SET TASK
Output the lines that follow exactly as they are.
○ ○ ○ ○ ○ ○ ○
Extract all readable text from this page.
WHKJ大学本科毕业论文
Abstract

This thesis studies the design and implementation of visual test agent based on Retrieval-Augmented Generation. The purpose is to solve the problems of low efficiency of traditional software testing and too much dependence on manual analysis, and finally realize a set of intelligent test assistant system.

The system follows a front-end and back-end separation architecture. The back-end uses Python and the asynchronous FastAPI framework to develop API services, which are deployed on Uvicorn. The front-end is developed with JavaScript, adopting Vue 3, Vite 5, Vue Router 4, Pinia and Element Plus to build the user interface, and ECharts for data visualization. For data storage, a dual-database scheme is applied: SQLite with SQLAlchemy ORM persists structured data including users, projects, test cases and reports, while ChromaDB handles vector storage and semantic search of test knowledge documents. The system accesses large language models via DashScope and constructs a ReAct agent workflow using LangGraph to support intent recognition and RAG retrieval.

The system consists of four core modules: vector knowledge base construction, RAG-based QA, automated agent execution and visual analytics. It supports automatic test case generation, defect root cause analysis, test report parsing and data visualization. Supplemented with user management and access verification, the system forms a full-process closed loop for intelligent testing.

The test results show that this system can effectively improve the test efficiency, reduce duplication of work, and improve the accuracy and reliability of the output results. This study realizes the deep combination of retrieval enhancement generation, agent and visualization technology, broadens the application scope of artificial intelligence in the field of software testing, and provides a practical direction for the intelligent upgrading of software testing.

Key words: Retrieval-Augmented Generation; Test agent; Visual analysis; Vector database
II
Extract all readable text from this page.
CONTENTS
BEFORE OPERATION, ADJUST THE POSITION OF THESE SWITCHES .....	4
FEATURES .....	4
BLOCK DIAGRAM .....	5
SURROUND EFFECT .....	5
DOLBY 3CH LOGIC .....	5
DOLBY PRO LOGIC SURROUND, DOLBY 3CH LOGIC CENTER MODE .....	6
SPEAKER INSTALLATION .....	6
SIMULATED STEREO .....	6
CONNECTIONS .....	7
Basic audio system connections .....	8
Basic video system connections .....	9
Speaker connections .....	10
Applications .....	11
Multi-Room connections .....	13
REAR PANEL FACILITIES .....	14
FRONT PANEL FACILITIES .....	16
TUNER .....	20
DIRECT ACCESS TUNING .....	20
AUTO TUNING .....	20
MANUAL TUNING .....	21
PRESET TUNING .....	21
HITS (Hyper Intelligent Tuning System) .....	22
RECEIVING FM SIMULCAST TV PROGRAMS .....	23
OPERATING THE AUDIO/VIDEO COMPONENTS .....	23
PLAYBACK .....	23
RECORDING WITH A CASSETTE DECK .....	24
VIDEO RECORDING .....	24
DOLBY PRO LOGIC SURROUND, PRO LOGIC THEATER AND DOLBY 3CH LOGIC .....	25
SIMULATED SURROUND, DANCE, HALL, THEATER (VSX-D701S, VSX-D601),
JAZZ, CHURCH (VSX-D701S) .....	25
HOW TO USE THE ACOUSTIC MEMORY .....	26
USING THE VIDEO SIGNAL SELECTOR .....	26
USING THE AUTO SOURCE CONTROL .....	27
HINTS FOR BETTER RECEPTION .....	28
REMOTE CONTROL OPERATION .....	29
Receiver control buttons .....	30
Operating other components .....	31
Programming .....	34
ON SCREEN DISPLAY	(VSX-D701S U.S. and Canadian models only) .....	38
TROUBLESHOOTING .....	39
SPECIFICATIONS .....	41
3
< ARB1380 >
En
○ ○ ○ ○ ○ ○ ○
CORRECT OUTPUT
Extract all readable text from this page.
WHKJ大学本科毕业论文
Abstract

This thesis studies the design and implementation of visual test agent based on Retrieval-Augmented Generation. The purpose is to solve the problems of low efficiency of traditional software testing and too much dependence on manual analysis, and finally realize a set of intelligent test assistant system.

The system follows a front-end and back-end separation architecture. The back-end uses Python and the asynchronous FastAPI framework to develop API services, which are deployed on Uvicorn. The front-end is developed with JavaScript, adopting Vue 3, Vite 5, Vue Router 4, Pinia and Element Plus to build the user interface, and ECharts for data visualization. For data storage, a dual-database scheme is applied: SQLite with SQLAlchemy ORM persists structured data including users, projects, test cases and reports, while ChromaDB handles vector storage and semantic search of test knowledge documents. The system accesses large language models via DashScope and constructs a ReAct agent workflow using LangGraph to support intent recognition and RAG retrieval.

The system consists of four core modules: vector knowledge base construction, RAG-based QA, automated agent execution and visual analytics. It supports automatic test case generation, defect root cause analysis, test report parsing and data visualization. Supplemented with user management and access verification, the system forms a full-process closed loop for intelligent testing.

The test results show that this system can effectively improve the test efficiency, reduce duplication of work, and improve the accuracy and reliability of the output results. This study realizes the deep combination of retrieval enhancement generation, agent and visualization technology, broadens the application scope of artificial intelligence in the field of software testing, and provides a practical direction for the intelligent upgrading of software testing.

Key words: Retrieval-Augmented Generation; Test agent; Visual analysis; Vector database
II
Extract all readable text from this page.
CONTENTS
BEFORE OPERATION, ADJUST THE POSITION OF THESE SWITCHES .....	4
FEATURES .....	4
BLOCK DIAGRAM .....	5
SURROUND EFFECT .....	5
DOLBY 3CH LOGIC .....	5
DOLBY PRO LOGIC SURROUND, DOLBY 3CH LOGIC CENTER MODE .....	6
SPEAKER INSTALLATION .....	6
SIMULATED STEREO .....	6
CONNECTIONS .....	7
Basic audio system connections .....	8
Basic video system connections .....	9
Speaker connections .....	10
Applications .....	11
Multi-Room connections .....	13
REAR PANEL FACILITIES .....	14
FRONT PANEL FACILITIES .....	16
TUNER .....	20
DIRECT ACCESS TUNING .....	20
AUTO TUNING .....	20
MANUAL TUNING .....	21
PRESET TUNING .....	21
HITS (Hyper Intelligent Tuning System) .....	22
RECEIVING FM SIMULCAST TV PROGRAMS .....	23
OPERATING THE AUDIO/VIDEO COMPONENTS .....	23
PLAYBACK .....	23
RECORDING WITH A CASSETTE DECK .....	24
VIDEO RECORDING .....	24
DOLBY PRO LOGIC SURROUND, PRO LOGIC THEATER AND DOLBY 3CH LOGIC .....	25
SIMULATED SURROUND, DANCE, HALL, THEATER (VSX-D701S, VSX-D601),
JAZZ, CHURCH (VSX-D701S) .....	25
HOW TO USE THE ACOUSTIC MEMORY .....	26
USING THE VIDEO SIGNAL SELECTOR .....	26
USING THE AUTO SOURCE CONTROL .....	27
HINTS FOR BETTER RECEPTION .....	28
REMOTE CONTROL OPERATION .....	29
Receiver control buttons .....	30
Operating other components .....	31
Programming .....	34
ON SCREEN DISPLAY	(VSX-D701S U.S. and Canadian models only) .....	38
TROUBLESHOOTING .....	39
SPECIFICATIONS .....	41
3
< ARB1380 >
En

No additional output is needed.